▸ Figure dataset records:
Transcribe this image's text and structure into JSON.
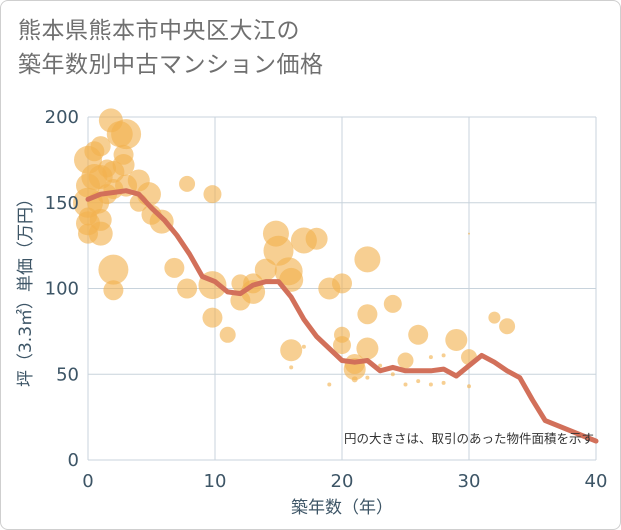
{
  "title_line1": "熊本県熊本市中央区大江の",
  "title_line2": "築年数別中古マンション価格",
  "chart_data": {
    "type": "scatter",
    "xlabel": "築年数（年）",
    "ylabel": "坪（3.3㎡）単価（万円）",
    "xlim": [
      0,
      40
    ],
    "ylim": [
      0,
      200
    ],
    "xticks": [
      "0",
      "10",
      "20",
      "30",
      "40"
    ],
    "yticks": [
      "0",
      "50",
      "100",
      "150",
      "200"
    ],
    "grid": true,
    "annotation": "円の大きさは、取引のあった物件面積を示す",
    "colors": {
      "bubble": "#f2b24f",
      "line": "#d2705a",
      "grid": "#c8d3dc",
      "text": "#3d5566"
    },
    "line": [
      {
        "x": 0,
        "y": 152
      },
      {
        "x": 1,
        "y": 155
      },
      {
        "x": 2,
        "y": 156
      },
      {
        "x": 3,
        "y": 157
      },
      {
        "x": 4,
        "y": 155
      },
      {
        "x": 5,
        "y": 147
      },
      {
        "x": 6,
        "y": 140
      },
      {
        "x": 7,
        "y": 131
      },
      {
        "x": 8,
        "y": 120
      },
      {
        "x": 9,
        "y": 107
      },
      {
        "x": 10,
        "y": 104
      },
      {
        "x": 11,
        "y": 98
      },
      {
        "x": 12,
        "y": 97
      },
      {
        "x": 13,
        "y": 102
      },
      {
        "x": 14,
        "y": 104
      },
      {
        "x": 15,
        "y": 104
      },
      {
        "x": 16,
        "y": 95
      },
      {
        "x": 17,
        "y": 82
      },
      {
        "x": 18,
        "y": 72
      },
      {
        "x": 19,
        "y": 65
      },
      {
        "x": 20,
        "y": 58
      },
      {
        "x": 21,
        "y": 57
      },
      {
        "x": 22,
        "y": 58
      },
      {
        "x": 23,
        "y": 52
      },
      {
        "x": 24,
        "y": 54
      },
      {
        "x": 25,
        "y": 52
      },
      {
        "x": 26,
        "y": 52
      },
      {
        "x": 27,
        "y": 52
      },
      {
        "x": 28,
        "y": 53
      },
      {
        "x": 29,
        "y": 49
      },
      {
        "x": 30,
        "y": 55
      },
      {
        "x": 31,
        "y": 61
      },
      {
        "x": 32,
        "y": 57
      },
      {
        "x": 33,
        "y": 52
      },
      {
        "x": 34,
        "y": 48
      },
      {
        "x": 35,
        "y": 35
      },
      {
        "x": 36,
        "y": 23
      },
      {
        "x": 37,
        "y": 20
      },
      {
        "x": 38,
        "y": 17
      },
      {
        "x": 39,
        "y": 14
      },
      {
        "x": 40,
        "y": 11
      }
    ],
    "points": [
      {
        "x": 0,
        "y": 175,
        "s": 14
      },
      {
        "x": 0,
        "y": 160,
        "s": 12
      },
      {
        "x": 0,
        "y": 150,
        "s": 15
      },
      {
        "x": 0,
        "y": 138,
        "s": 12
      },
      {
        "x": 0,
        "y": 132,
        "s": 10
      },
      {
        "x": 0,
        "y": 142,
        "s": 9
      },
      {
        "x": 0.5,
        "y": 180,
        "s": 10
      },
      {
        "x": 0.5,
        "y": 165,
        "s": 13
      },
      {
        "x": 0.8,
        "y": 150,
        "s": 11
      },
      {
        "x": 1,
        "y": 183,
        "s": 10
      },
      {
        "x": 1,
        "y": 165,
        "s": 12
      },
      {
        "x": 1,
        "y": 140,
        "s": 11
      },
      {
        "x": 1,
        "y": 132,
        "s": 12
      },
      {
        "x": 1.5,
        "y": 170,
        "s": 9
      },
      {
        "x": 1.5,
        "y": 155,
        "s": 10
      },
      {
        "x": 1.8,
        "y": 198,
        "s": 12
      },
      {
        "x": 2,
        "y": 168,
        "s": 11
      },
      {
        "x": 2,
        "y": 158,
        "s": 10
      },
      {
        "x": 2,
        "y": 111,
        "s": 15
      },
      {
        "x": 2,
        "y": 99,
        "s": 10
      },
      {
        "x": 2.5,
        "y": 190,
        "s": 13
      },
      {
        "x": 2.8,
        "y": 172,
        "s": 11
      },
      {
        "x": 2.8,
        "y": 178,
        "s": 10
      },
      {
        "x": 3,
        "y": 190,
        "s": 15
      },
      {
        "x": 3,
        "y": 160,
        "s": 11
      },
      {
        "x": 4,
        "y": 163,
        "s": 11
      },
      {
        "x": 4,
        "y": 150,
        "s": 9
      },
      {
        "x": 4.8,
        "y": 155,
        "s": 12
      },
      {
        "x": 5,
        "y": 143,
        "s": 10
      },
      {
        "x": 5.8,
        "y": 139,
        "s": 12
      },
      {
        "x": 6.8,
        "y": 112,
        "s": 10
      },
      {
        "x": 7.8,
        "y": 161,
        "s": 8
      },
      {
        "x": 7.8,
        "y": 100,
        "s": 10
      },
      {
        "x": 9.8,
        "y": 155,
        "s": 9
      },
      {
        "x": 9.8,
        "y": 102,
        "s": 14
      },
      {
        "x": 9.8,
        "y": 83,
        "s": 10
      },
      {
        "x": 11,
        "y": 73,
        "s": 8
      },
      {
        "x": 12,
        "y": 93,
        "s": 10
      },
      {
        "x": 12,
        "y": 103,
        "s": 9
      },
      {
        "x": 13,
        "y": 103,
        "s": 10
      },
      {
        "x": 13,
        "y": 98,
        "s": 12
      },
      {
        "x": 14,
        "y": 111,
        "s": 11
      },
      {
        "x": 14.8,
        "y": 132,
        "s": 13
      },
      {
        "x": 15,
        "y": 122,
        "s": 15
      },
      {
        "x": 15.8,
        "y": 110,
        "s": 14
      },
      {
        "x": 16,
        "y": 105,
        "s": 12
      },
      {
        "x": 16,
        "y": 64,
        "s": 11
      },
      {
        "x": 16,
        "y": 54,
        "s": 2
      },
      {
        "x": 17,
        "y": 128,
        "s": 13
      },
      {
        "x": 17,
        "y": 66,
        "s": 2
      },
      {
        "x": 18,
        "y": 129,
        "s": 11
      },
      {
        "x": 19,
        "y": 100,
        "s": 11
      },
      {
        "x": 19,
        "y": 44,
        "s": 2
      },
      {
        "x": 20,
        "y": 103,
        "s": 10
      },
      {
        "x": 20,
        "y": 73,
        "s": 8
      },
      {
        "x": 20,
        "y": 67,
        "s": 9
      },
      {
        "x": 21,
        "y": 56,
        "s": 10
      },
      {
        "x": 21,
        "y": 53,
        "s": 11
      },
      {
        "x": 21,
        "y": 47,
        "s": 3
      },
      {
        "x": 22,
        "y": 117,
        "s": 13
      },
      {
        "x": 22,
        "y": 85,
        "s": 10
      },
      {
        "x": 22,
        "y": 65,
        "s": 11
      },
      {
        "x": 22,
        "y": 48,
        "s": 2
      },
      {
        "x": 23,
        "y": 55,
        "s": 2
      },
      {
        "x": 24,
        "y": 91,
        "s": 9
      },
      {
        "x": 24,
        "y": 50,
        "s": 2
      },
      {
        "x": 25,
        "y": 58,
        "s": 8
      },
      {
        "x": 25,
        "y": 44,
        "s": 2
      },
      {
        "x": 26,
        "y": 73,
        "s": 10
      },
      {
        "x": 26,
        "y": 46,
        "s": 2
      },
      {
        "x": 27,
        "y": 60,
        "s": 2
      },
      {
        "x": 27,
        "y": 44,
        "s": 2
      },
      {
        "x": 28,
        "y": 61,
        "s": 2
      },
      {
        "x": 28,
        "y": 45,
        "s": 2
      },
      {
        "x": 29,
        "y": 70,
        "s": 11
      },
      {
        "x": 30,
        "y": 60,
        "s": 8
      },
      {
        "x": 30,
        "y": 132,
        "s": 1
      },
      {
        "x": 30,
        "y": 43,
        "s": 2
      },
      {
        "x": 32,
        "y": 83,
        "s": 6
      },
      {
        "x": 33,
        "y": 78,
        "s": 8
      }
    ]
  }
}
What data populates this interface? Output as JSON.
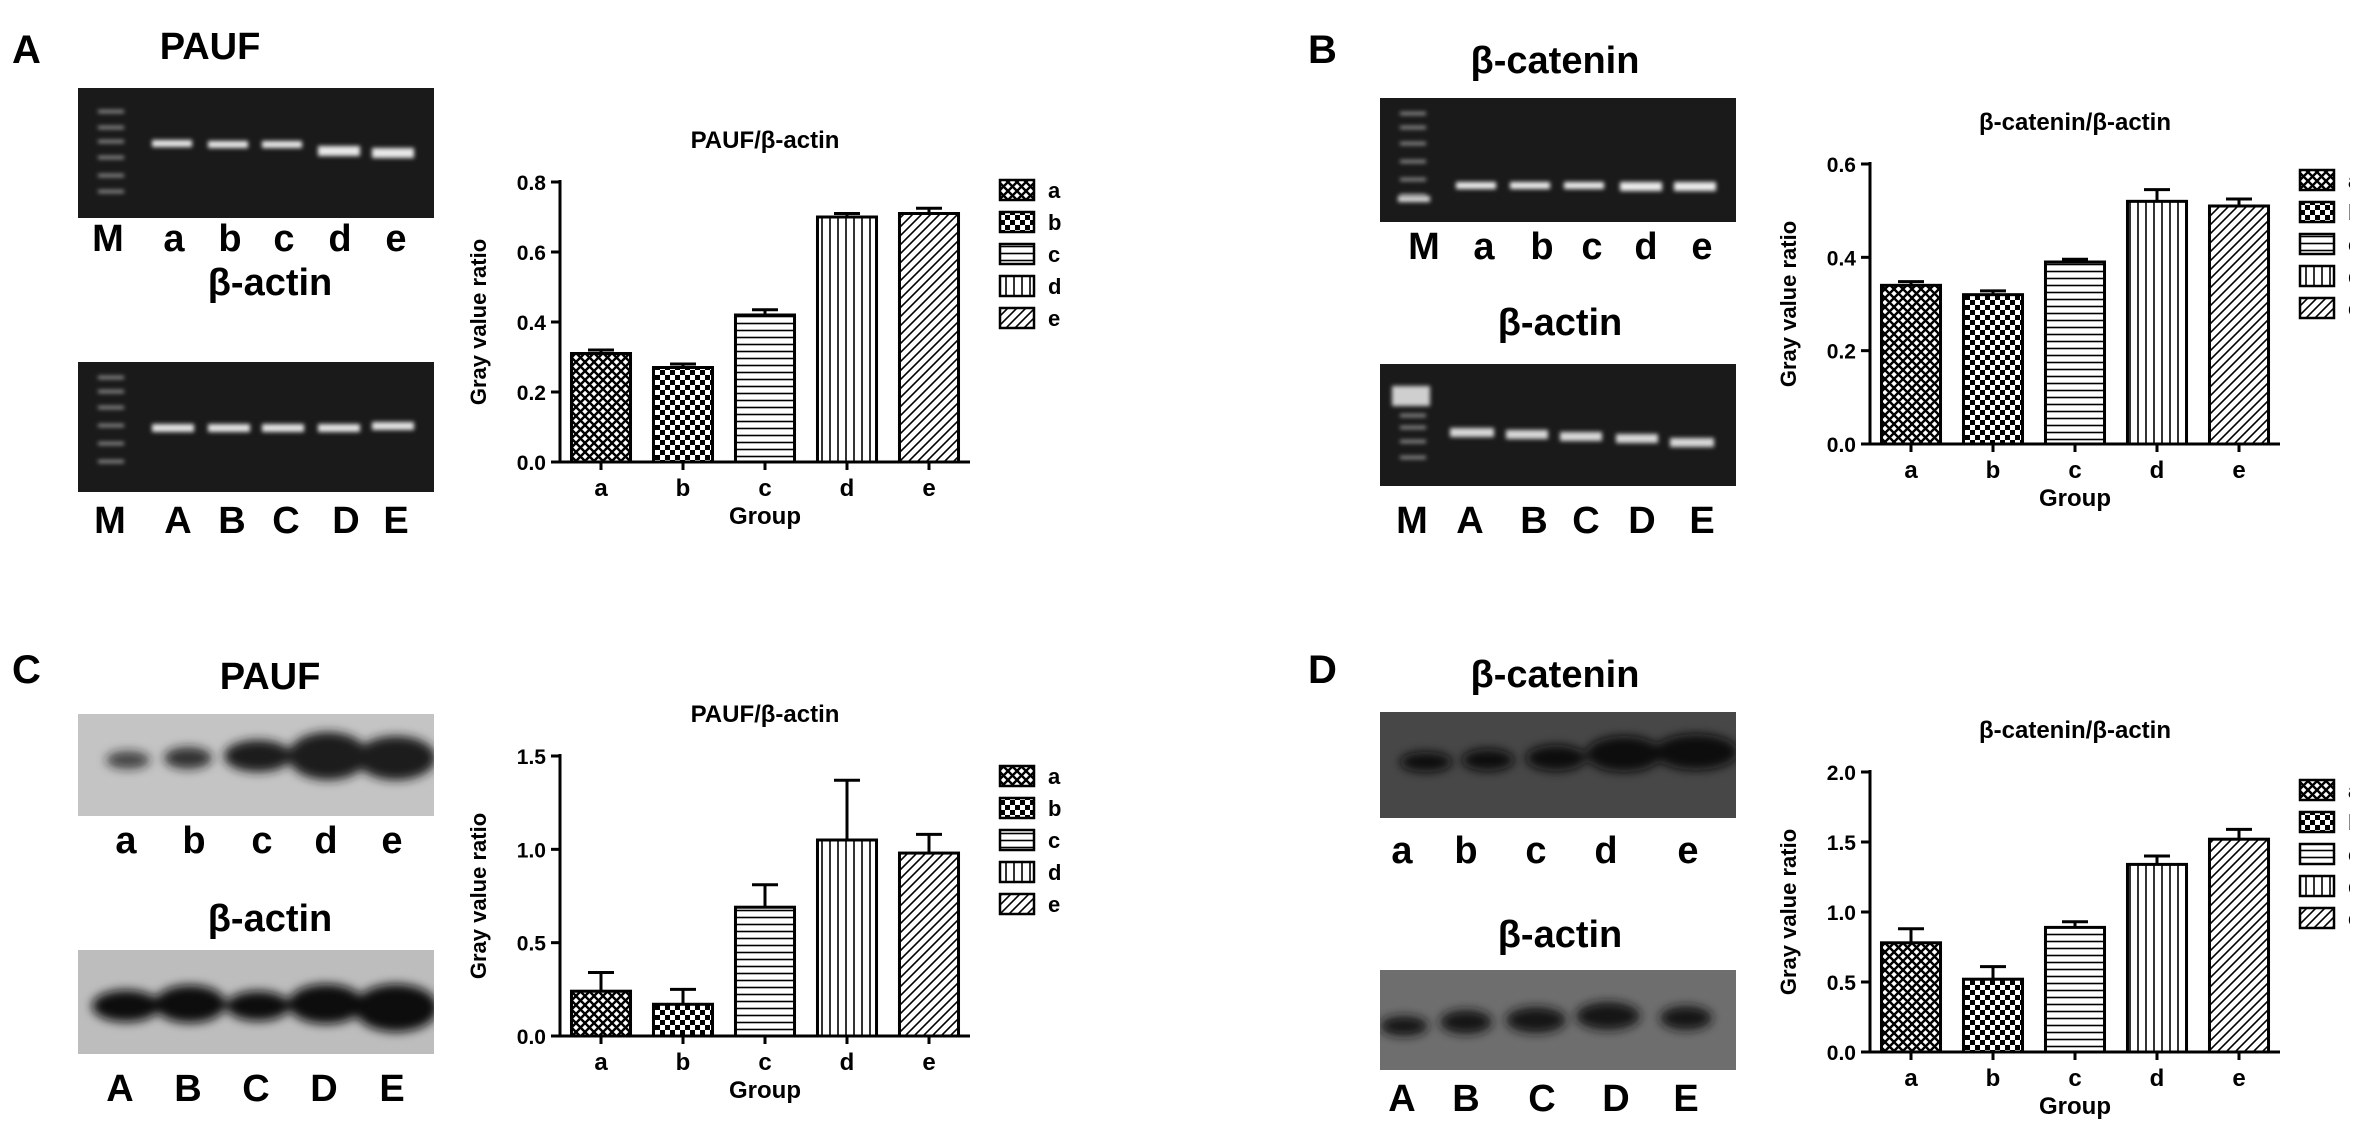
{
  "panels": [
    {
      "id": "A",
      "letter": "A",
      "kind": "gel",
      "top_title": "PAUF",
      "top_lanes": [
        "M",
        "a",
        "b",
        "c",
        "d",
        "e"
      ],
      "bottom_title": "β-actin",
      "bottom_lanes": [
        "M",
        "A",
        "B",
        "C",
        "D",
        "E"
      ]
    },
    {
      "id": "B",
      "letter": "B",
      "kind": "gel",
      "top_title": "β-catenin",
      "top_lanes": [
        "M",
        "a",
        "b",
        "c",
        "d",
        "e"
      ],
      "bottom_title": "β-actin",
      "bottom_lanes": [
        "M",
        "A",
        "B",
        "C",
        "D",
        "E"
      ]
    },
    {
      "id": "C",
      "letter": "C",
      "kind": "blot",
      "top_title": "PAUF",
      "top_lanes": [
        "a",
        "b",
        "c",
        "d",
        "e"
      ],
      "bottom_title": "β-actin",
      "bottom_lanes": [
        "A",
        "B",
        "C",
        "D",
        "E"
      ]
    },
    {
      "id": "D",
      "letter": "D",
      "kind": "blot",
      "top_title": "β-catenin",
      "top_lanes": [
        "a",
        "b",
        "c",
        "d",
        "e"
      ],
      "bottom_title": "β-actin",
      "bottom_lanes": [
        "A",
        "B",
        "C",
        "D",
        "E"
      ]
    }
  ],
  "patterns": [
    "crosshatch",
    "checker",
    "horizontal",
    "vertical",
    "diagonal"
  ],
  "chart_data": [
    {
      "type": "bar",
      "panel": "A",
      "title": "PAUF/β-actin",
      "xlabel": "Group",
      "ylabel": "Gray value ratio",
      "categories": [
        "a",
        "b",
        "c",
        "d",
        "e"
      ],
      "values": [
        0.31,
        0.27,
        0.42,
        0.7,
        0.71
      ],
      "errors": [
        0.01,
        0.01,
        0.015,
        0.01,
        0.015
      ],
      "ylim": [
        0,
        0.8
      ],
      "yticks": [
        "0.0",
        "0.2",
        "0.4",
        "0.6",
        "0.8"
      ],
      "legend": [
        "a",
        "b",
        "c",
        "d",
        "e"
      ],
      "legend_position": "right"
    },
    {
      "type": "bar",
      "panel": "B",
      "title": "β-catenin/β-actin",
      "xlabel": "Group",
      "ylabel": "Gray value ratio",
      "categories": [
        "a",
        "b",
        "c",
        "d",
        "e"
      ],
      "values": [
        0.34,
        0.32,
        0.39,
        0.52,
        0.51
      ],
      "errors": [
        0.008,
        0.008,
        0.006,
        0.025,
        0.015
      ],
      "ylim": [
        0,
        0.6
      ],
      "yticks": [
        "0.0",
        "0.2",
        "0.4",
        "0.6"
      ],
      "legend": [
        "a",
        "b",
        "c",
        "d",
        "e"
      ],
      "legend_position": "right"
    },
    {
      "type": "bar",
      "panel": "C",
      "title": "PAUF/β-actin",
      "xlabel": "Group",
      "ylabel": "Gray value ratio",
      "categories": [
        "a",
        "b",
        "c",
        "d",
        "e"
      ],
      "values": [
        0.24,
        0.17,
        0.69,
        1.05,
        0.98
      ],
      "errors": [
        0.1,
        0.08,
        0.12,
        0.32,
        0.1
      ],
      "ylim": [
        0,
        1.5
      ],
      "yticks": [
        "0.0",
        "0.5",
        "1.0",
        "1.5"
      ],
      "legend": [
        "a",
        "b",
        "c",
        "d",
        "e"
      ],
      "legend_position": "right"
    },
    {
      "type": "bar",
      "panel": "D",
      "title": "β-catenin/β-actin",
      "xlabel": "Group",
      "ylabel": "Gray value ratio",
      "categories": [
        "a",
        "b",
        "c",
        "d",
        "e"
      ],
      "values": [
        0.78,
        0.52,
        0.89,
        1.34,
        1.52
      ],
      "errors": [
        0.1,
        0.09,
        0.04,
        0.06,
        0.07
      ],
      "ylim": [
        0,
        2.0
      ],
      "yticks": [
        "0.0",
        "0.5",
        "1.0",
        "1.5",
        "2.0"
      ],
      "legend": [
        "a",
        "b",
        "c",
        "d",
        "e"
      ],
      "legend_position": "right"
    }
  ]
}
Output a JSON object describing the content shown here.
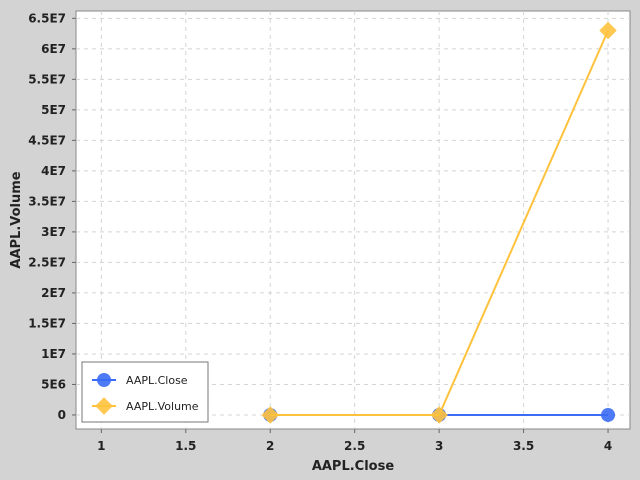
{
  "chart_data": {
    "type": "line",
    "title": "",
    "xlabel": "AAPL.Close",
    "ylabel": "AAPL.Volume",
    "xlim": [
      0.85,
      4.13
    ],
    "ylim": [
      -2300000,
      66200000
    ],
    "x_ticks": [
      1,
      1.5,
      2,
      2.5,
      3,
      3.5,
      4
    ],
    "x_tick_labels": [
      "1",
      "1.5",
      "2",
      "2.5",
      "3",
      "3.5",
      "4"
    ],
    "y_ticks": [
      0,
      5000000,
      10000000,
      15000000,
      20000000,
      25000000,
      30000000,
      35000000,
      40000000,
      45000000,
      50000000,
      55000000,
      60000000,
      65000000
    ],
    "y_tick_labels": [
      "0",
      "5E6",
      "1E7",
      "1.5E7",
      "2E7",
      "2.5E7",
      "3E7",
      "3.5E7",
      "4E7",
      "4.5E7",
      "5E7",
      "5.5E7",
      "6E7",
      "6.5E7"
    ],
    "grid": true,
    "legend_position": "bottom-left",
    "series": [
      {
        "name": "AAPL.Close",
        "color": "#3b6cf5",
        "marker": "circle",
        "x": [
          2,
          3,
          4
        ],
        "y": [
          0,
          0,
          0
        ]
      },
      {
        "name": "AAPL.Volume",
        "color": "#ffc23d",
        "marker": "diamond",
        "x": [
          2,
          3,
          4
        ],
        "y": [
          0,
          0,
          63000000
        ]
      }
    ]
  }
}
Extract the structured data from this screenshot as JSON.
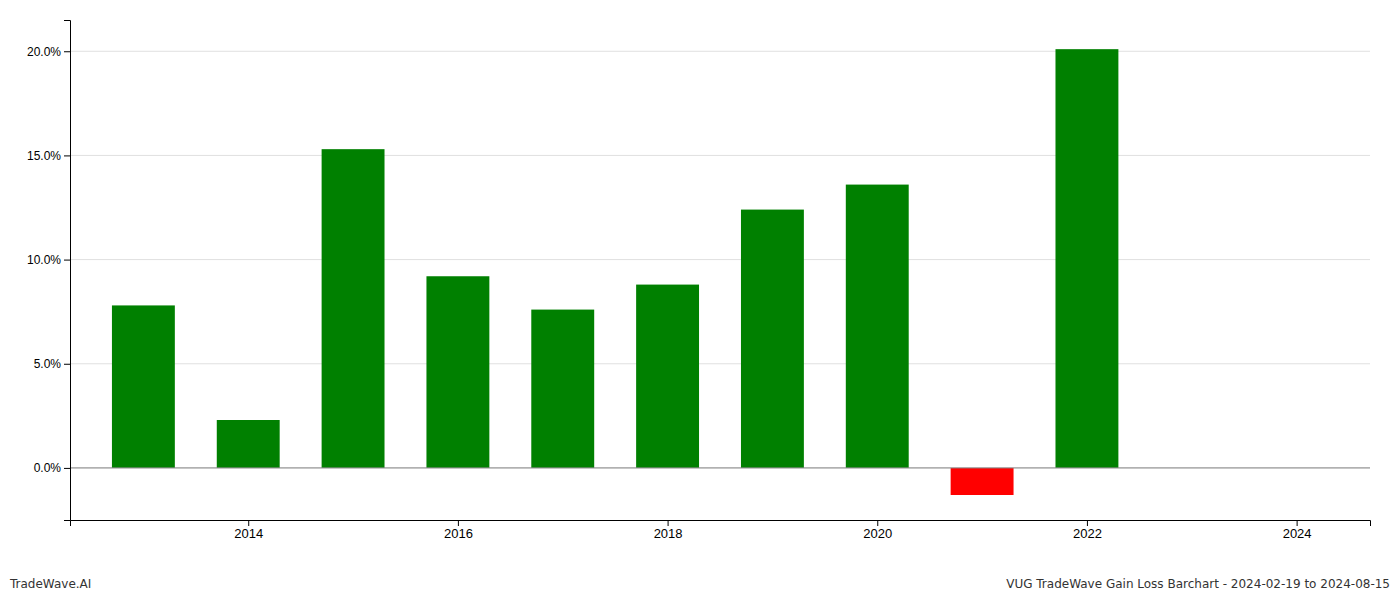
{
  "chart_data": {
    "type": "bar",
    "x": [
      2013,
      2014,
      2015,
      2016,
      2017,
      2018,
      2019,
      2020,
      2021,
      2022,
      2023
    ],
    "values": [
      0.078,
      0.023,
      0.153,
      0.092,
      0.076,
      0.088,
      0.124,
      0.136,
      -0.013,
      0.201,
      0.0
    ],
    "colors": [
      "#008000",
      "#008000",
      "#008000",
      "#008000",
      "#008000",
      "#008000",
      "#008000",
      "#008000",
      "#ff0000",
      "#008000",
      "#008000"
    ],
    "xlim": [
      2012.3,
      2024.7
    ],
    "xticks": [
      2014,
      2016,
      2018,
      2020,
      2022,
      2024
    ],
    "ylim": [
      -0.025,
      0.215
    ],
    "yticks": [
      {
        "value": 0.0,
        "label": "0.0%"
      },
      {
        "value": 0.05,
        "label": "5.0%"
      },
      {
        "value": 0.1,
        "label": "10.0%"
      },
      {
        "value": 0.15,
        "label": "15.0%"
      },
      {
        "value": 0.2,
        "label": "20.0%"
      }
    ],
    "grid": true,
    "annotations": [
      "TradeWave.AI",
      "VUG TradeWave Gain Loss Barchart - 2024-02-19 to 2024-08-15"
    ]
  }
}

▸ Exercise description: Every line in the data above that contains "text" needs to be copied.

▸ Task solution:
Transcribe this image's text and structure into JSON.
      "text": "#3d5566"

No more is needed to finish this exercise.